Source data
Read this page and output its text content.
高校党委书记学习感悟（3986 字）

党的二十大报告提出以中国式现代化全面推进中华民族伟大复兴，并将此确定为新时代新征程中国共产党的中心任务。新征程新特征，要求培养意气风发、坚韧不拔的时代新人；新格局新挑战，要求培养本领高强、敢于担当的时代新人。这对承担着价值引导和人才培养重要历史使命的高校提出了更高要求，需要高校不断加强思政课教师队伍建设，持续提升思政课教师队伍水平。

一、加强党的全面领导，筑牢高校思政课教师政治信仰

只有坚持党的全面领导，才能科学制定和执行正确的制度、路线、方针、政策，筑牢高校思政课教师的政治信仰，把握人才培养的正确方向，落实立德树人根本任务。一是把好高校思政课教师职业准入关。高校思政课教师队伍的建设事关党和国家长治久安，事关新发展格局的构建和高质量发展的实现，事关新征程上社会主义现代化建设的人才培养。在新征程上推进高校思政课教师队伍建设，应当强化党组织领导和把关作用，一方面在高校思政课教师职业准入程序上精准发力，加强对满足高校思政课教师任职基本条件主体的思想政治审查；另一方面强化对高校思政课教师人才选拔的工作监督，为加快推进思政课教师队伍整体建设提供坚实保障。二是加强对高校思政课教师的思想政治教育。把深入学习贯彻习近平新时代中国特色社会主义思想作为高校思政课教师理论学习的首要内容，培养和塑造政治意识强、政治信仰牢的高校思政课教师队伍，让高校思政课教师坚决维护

* * *

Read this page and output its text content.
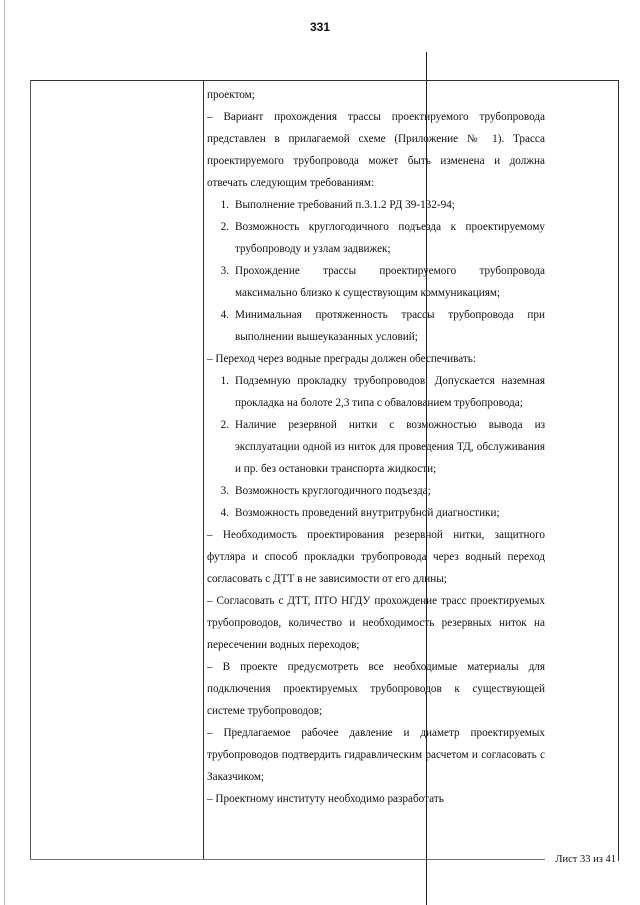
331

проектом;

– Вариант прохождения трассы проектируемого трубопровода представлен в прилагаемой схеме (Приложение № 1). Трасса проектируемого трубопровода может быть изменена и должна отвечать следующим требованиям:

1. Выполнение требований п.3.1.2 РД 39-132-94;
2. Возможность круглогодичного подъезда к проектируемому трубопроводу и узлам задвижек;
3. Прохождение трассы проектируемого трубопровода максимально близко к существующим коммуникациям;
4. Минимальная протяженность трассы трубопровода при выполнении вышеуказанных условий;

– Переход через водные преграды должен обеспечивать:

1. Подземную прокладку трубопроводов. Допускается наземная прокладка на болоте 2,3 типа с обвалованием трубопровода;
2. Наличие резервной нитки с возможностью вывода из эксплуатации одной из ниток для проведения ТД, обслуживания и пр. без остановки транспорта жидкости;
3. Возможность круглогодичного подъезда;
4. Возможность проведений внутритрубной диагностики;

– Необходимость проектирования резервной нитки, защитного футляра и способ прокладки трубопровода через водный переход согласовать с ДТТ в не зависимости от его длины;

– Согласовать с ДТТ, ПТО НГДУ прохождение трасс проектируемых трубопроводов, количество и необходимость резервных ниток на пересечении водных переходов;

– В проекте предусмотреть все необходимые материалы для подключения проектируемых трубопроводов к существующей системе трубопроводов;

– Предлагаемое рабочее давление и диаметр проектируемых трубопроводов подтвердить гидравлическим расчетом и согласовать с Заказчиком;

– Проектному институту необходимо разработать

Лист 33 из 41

■ Task brief ■
Scan the listing above. Gather each line that contains the word "проектируемого".

■ Final answer ■
– Вариант прохождения трассы проектируемого трубопровода представлен в прилагаемой схеме (Приложение № 1). Трасса проектируемого трубопровода может быть изменена и должна отвечать следующим требованиям:
3. Прохождение трассы проектируемого трубопровода максимально близко к существующим коммуникациям;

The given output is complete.